● Data
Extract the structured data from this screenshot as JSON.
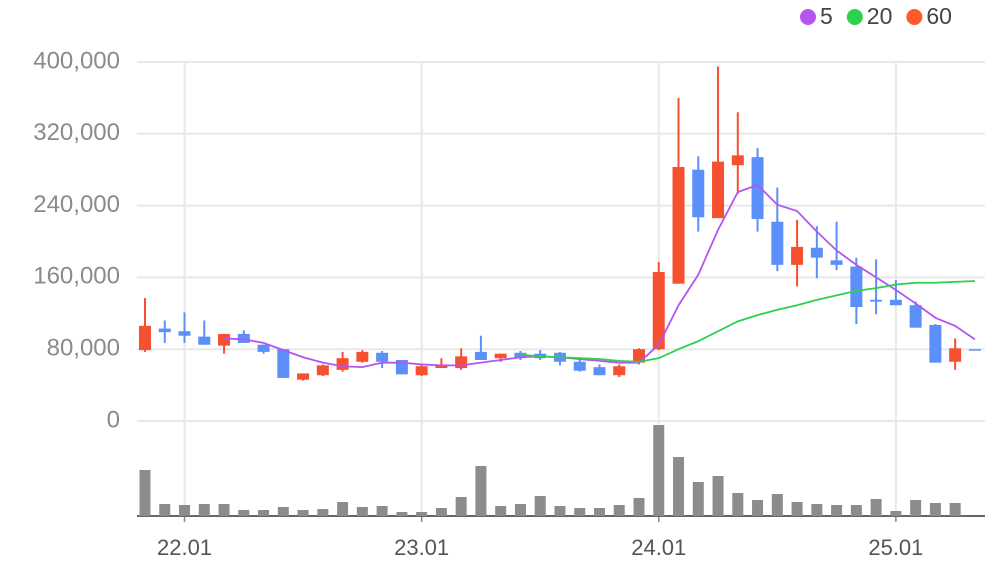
{
  "chart_data": {
    "type": "candlestick",
    "categories": [
      null,
      null,
      "22.01",
      null,
      null,
      null,
      null,
      null,
      null,
      null,
      null,
      null,
      null,
      null,
      "23.01",
      null,
      null,
      null,
      null,
      null,
      null,
      null,
      null,
      null,
      null,
      null,
      "24.01",
      null,
      null,
      null,
      null,
      null,
      null,
      null,
      null,
      null,
      null,
      null,
      "25.01",
      null,
      null,
      null,
      null
    ],
    "open": [
      79000,
      103000,
      100000,
      94000,
      84000,
      97000,
      85000,
      80000,
      46000,
      51000,
      57000,
      66000,
      76000,
      68000,
      51000,
      59000,
      59000,
      77000,
      70000,
      76000,
      75000,
      76000,
      66000,
      60000,
      51000,
      65000,
      80000,
      153000,
      280000,
      226000,
      285000,
      294000,
      222000,
      174000,
      193000,
      179000,
      172000,
      135000,
      135000,
      129000,
      107000,
      66000,
      80000
    ],
    "high": [
      137000,
      112000,
      121000,
      112000,
      97000,
      101000,
      85000,
      80000,
      53000,
      63000,
      77000,
      79000,
      78000,
      68000,
      63000,
      70000,
      81000,
      95000,
      75000,
      78000,
      79000,
      77000,
      68000,
      63000,
      63000,
      81000,
      177000,
      360000,
      295000,
      395000,
      344000,
      304000,
      260000,
      224000,
      217000,
      222000,
      182000,
      180000,
      157000,
      133000,
      108000,
      92000,
      80000
    ],
    "low": [
      77000,
      87000,
      87000,
      85000,
      75000,
      87000,
      75000,
      48000,
      45000,
      50000,
      55000,
      65000,
      59000,
      52000,
      50000,
      59000,
      57000,
      68000,
      66000,
      68000,
      68000,
      62000,
      55000,
      51000,
      49000,
      63000,
      79000,
      153000,
      211000,
      226000,
      253000,
      211000,
      167000,
      150000,
      159000,
      168000,
      108000,
      119000,
      129000,
      104000,
      65000,
      57000,
      79000
    ],
    "close": [
      106000,
      99000,
      95000,
      85000,
      97000,
      87000,
      77000,
      48000,
      53000,
      62000,
      70000,
      77000,
      66000,
      52000,
      61000,
      63000,
      72000,
      68000,
      75000,
      70000,
      70000,
      66000,
      56000,
      51000,
      61000,
      80000,
      166000,
      283000,
      227000,
      289000,
      296000,
      225000,
      174000,
      194000,
      182000,
      174000,
      127000,
      133000,
      129000,
      104000,
      65000,
      81000,
      79000
    ],
    "volume": [
      46,
      12,
      11,
      12,
      12,
      6,
      6,
      9,
      6,
      7,
      14,
      9,
      10,
      4,
      4,
      8,
      19,
      50,
      10,
      12,
      20,
      10,
      8,
      8,
      11,
      18,
      91,
      59,
      34,
      40,
      23,
      16,
      22,
      14,
      12,
      11,
      11,
      17,
      5,
      16,
      13,
      13,
      null
    ],
    "up_color": "#f5502f",
    "down_color": "#5b8ff9",
    "volume_color": "#8c8c8c",
    "series": [
      {
        "name": "5",
        "color": "#b455f0",
        "values": [
          null,
          null,
          null,
          null,
          92000,
          91000,
          87000,
          79000,
          71000,
          65000,
          61000,
          60000,
          65000,
          65000,
          63000,
          62000,
          62000,
          65000,
          68000,
          71000,
          72000,
          71000,
          69000,
          67000,
          65000,
          65000,
          85000,
          129000,
          163000,
          213000,
          255000,
          263000,
          241000,
          234000,
          211000,
          190000,
          174000,
          160000,
          146000,
          131000,
          115000,
          106000,
          91000
        ]
      },
      {
        "name": "20",
        "color": "#2dd14e",
        "values": [
          null,
          null,
          null,
          null,
          null,
          null,
          null,
          null,
          null,
          null,
          null,
          null,
          null,
          null,
          null,
          null,
          null,
          null,
          null,
          74000,
          72000,
          71000,
          70000,
          69000,
          67000,
          66000,
          70000,
          80000,
          89000,
          100000,
          111000,
          118000,
          124000,
          129000,
          135000,
          140000,
          145000,
          148000,
          152000,
          154000,
          154000,
          155000,
          156000
        ]
      },
      {
        "name": "60",
        "color": "#ff5a2a",
        "values": [
          null,
          null,
          null,
          null,
          null,
          null,
          null,
          null,
          null,
          null,
          null,
          null,
          null,
          null,
          null,
          null,
          null,
          null,
          null,
          null,
          null,
          null,
          null,
          null,
          null,
          null,
          null,
          null,
          null,
          null,
          null,
          null,
          null,
          null,
          null,
          null,
          null,
          null,
          null,
          null,
          null,
          null,
          null
        ]
      }
    ],
    "ylim": [
      0,
      400000
    ],
    "yticks": [
      0,
      {
        "value": 80000,
        "label": "80,000"
      },
      {
        "value": 160000,
        "label": "160,000"
      },
      {
        "value": 240000,
        "label": "240,000"
      },
      {
        "value": 320000,
        "label": "320,000"
      },
      {
        "value": 400000,
        "label": "400,000"
      }
    ],
    "grid": true,
    "legend": "top-right"
  }
}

● Task description
Repeat the data above exactly, but not the pictures.

● Worked answer
Extract the structured data from this screenshot as JSON.
{
  "chart_data": {
    "type": "candlestick",
    "categories": [
      null,
      null,
      "22.01",
      null,
      null,
      null,
      null,
      null,
      null,
      null,
      null,
      null,
      null,
      null,
      "23.01",
      null,
      null,
      null,
      null,
      null,
      null,
      null,
      null,
      null,
      null,
      null,
      "24.01",
      null,
      null,
      null,
      null,
      null,
      null,
      null,
      null,
      null,
      null,
      null,
      "25.01",
      null,
      null,
      null,
      null
    ],
    "open": [
      79000,
      103000,
      100000,
      94000,
      84000,
      97000,
      85000,
      80000,
      46000,
      51000,
      57000,
      66000,
      76000,
      68000,
      51000,
      59000,
      59000,
      77000,
      70000,
      76000,
      75000,
      76000,
      66000,
      60000,
      51000,
      65000,
      80000,
      153000,
      280000,
      226000,
      285000,
      294000,
      222000,
      174000,
      193000,
      179000,
      172000,
      135000,
      135000,
      129000,
      107000,
      66000,
      80000
    ],
    "high": [
      137000,
      112000,
      121000,
      112000,
      97000,
      101000,
      85000,
      80000,
      53000,
      63000,
      77000,
      79000,
      78000,
      68000,
      63000,
      70000,
      81000,
      95000,
      75000,
      78000,
      79000,
      77000,
      68000,
      63000,
      63000,
      81000,
      177000,
      360000,
      295000,
      395000,
      344000,
      304000,
      260000,
      224000,
      217000,
      222000,
      182000,
      180000,
      157000,
      133000,
      108000,
      92000,
      80000
    ],
    "low": [
      77000,
      87000,
      87000,
      85000,
      75000,
      87000,
      75000,
      48000,
      45000,
      50000,
      55000,
      65000,
      59000,
      52000,
      50000,
      59000,
      57000,
      68000,
      66000,
      68000,
      68000,
      62000,
      55000,
      51000,
      49000,
      63000,
      79000,
      153000,
      211000,
      226000,
      253000,
      211000,
      167000,
      150000,
      159000,
      168000,
      108000,
      119000,
      129000,
      104000,
      65000,
      57000,
      79000
    ],
    "close": [
      106000,
      99000,
      95000,
      85000,
      97000,
      87000,
      77000,
      48000,
      53000,
      62000,
      70000,
      77000,
      66000,
      52000,
      61000,
      63000,
      72000,
      68000,
      75000,
      70000,
      70000,
      66000,
      56000,
      51000,
      61000,
      80000,
      166000,
      283000,
      227000,
      289000,
      296000,
      225000,
      174000,
      194000,
      182000,
      174000,
      127000,
      133000,
      129000,
      104000,
      65000,
      81000,
      79000
    ],
    "volume": [
      46,
      12,
      11,
      12,
      12,
      6,
      6,
      9,
      6,
      7,
      14,
      9,
      10,
      4,
      4,
      8,
      19,
      50,
      10,
      12,
      20,
      10,
      8,
      8,
      11,
      18,
      91,
      59,
      34,
      40,
      23,
      16,
      22,
      14,
      12,
      11,
      11,
      17,
      5,
      16,
      13,
      13,
      null
    ],
    "up_color": "#f5502f",
    "down_color": "#5b8ff9",
    "volume_color": "#8c8c8c",
    "series": [
      {
        "name": "5",
        "color": "#b455f0",
        "values": [
          null,
          null,
          null,
          null,
          92000,
          91000,
          87000,
          79000,
          71000,
          65000,
          61000,
          60000,
          65000,
          65000,
          63000,
          62000,
          62000,
          65000,
          68000,
          71000,
          72000,
          71000,
          69000,
          67000,
          65000,
          65000,
          85000,
          129000,
          163000,
          213000,
          255000,
          263000,
          241000,
          234000,
          211000,
          190000,
          174000,
          160000,
          146000,
          131000,
          115000,
          106000,
          91000
        ]
      },
      {
        "name": "20",
        "color": "#2dd14e",
        "values": [
          null,
          null,
          null,
          null,
          null,
          null,
          null,
          null,
          null,
          null,
          null,
          null,
          null,
          null,
          null,
          null,
          null,
          null,
          null,
          74000,
          72000,
          71000,
          70000,
          69000,
          67000,
          66000,
          70000,
          80000,
          89000,
          100000,
          111000,
          118000,
          124000,
          129000,
          135000,
          140000,
          145000,
          148000,
          152000,
          154000,
          154000,
          155000,
          156000
        ]
      },
      {
        "name": "60",
        "color": "#ff5a2a",
        "values": [
          null,
          null,
          null,
          null,
          null,
          null,
          null,
          null,
          null,
          null,
          null,
          null,
          null,
          null,
          null,
          null,
          null,
          null,
          null,
          null,
          null,
          null,
          null,
          null,
          null,
          null,
          null,
          null,
          null,
          null,
          null,
          null,
          null,
          null,
          null,
          null,
          null,
          null,
          null,
          null,
          null,
          null,
          null
        ]
      }
    ],
    "ylim": [
      0,
      400000
    ],
    "yticks": [
      0,
      {
        "value": 80000,
        "label": "80,000"
      },
      {
        "value": 160000,
        "label": "160,000"
      },
      {
        "value": 240000,
        "label": "240,000"
      },
      {
        "value": 320000,
        "label": "320,000"
      },
      {
        "value": 400000,
        "label": "400,000"
      }
    ],
    "grid": true,
    "legend": "top-right"
  }
}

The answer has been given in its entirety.